Take the records underneath and set them down exactly.

• Recorded data:
::::::::
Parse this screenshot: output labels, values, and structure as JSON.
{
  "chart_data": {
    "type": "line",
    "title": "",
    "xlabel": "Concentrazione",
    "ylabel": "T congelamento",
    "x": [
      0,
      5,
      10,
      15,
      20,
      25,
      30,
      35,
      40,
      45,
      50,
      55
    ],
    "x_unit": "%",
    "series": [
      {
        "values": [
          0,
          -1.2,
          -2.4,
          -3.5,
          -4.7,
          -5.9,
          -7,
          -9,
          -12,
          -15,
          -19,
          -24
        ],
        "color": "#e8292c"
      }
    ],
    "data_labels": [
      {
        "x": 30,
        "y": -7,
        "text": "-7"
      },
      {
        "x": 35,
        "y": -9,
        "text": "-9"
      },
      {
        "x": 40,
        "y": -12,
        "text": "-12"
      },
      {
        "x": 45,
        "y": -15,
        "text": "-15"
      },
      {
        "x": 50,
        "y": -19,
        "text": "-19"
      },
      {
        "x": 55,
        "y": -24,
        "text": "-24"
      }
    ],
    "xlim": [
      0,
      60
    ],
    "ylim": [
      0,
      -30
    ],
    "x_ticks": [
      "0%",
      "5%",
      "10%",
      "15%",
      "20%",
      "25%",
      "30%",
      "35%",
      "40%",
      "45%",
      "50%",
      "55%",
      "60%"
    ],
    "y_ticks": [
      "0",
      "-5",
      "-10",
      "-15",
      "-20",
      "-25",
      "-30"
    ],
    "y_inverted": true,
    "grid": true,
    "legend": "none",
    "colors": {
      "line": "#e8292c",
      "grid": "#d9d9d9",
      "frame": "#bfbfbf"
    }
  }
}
::::::::
• ANSWER TO THE PROBLEM:
Parse this screenshot: output labels, values, and structure as JSON.
{
  "chart_data": {
    "type": "line",
    "title": "",
    "xlabel": "Concentrazione",
    "ylabel": "T congelamento",
    "x": [
      0,
      5,
      10,
      15,
      20,
      25,
      30,
      35,
      40,
      45,
      50,
      55
    ],
    "x_unit": "%",
    "series": [
      {
        "values": [
          0,
          -1.2,
          -2.4,
          -3.5,
          -4.7,
          -5.9,
          -7,
          -9,
          -12,
          -15,
          -19,
          -24
        ],
        "color": "#e8292c"
      }
    ],
    "data_labels": [
      {
        "x": 30,
        "y": -7,
        "text": "-7"
      },
      {
        "x": 35,
        "y": -9,
        "text": "-9"
      },
      {
        "x": 40,
        "y": -12,
        "text": "-12"
      },
      {
        "x": 45,
        "y": -15,
        "text": "-15"
      },
      {
        "x": 50,
        "y": -19,
        "text": "-19"
      },
      {
        "x": 55,
        "y": -24,
        "text": "-24"
      }
    ],
    "xlim": [
      0,
      60
    ],
    "ylim": [
      0,
      -30
    ],
    "x_ticks": [
      "0%",
      "5%",
      "10%",
      "15%",
      "20%",
      "25%",
      "30%",
      "35%",
      "40%",
      "45%",
      "50%",
      "55%",
      "60%"
    ],
    "y_ticks": [
      "0",
      "-5",
      "-10",
      "-15",
      "-20",
      "-25",
      "-30"
    ],
    "y_inverted": true,
    "grid": true,
    "legend": "none",
    "colors": {
      "line": "#e8292c",
      "grid": "#d9d9d9",
      "frame": "#bfbfbf"
    }
  }
}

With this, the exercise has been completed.